• Written problem
Look through the material below for "жылдың". Copy every line that contains it.

• Records provided
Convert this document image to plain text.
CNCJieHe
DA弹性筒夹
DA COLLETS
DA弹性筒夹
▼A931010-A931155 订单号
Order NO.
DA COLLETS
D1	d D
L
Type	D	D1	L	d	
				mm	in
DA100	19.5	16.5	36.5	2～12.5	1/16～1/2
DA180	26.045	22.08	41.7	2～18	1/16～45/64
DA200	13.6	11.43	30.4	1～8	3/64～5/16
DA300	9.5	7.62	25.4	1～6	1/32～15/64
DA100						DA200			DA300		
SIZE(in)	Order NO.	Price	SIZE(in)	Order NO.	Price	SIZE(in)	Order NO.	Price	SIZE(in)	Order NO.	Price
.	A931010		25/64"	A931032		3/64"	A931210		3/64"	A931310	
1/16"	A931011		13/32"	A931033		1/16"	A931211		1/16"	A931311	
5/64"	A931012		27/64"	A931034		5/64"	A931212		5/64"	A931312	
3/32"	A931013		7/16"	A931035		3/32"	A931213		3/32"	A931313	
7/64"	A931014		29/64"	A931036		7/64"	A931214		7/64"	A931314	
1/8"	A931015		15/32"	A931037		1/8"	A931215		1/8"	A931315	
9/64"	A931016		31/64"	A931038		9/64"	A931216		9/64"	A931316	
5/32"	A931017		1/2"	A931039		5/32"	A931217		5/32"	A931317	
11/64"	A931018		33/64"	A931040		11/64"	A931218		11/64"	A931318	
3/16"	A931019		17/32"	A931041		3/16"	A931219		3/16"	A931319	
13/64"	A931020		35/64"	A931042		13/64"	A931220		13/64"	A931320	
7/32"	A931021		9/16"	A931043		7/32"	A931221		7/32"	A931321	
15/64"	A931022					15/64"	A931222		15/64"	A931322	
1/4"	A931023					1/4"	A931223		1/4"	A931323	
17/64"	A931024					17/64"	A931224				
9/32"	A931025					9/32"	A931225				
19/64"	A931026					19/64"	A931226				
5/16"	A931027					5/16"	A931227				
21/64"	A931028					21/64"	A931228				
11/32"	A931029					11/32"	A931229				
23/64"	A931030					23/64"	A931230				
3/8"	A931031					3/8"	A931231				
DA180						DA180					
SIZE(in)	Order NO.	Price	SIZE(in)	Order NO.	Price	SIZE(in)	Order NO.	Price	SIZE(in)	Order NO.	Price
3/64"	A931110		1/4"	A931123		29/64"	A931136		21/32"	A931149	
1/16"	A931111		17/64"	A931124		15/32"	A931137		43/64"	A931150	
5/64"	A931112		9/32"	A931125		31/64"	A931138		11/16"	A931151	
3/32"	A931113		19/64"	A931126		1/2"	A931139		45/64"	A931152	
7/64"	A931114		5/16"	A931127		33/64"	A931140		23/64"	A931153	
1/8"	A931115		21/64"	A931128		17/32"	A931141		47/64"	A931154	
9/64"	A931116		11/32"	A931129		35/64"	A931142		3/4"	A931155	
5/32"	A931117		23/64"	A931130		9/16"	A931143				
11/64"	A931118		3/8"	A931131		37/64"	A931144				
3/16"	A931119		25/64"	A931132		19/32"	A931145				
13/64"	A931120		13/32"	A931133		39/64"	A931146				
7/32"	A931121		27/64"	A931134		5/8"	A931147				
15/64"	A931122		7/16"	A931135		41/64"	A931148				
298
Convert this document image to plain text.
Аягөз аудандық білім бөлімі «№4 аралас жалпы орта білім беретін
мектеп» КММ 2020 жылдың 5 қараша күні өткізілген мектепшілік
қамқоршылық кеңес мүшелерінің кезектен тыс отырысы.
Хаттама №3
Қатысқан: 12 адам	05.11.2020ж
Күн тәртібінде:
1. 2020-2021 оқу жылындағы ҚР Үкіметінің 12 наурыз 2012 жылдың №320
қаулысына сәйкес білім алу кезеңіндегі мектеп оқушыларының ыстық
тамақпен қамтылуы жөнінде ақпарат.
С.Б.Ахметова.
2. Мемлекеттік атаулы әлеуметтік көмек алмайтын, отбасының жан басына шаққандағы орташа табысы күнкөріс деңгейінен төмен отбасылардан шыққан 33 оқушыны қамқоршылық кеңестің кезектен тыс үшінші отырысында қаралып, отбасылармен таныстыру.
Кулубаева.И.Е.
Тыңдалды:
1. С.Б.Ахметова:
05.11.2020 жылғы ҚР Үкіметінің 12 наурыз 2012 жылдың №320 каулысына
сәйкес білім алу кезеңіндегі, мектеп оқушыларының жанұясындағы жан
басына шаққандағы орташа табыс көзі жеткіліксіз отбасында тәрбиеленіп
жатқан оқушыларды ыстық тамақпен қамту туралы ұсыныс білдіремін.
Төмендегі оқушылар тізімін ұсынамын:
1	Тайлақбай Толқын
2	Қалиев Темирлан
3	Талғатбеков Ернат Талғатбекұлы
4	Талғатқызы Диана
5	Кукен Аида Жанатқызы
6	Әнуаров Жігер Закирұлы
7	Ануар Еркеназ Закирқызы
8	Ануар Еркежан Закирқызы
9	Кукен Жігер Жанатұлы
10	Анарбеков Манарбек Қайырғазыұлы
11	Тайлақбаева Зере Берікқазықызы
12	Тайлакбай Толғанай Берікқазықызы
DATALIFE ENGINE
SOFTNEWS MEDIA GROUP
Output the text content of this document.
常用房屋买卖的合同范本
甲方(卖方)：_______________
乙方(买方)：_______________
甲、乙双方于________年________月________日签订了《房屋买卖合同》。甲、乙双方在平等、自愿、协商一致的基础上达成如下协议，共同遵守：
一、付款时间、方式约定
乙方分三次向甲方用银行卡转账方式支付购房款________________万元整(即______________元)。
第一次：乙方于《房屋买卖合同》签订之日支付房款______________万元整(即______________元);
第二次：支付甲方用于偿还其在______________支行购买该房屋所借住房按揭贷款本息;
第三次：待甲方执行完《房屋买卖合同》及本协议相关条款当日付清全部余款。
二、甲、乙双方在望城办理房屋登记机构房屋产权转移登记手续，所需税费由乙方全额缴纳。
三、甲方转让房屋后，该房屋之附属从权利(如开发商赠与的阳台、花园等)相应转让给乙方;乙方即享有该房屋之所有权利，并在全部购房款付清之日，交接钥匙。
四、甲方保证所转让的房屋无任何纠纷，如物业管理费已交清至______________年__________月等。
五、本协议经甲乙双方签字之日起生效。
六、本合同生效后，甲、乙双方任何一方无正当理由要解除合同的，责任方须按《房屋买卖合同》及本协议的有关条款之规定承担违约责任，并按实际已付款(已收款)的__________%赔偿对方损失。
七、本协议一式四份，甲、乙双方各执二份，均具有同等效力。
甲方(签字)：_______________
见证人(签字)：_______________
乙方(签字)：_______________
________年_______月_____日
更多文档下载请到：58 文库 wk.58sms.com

• Expected output
мектеп» КММ 2020 жылдың 5 қараша күні өткізілген мектепшілік
1. 2020-2021 оқу жылындағы ҚР Үкіметінің 12 наурыз 2012 жылдың №320
05.11.2020 жылғы ҚР Үкіметінің 12 наурыз 2012 жылдың №320 каулысына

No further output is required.